● **Task instructions**: Pick out each line containing the string "OIBDA".
-- Begin --
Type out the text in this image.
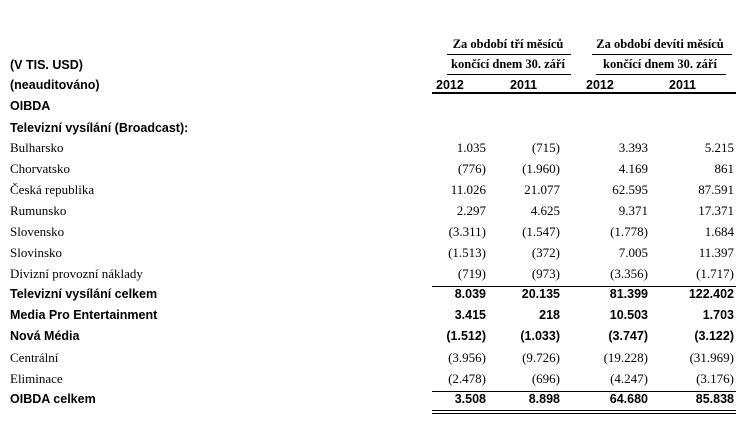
Za období tří měsíců
končící dnem 30. září
Za období devíti měsíců
končící dnem 30. září
(V TIS. USD)
(neauditováno)	2012	2011	2012	2011
OIBDA
Televizní vysílání (Broadcast):
Bulharsko	1.035	(715)	3.393	5.215
Chorvatsko	(776)	(1.960)	4.169	861
Česká republika	11.026	21.077	62.595	87.591
Rumunsko	2.297	4.625	9.371	17.371
Slovensko	(3.311)	(1.547)	(1.778)	1.684
Slovinsko	(1.513)	(372)	7.005	11.397
Divizní provozní náklady	(719)	(973)	(3.356)	(1.717)
Televizní vysílání celkem	8.039	20.135	81.399	122.402
Media Pro Entertainment	3.415	218	10.503	1.703
Nová Média	(1.512)	(1.033)	(3.747)	(3.122)
Centrální	(3.956)	(9.726)	(19.228)	(31.969)
Eliminace	(2.478)	(696)	(4.247)	(3.176)
OIBDA celkem	3.508	8.898	64.680	85.838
-- End --
● **Full response**:
OIBDA
OIBDA celkem	3.508	8.898	64.680	85.838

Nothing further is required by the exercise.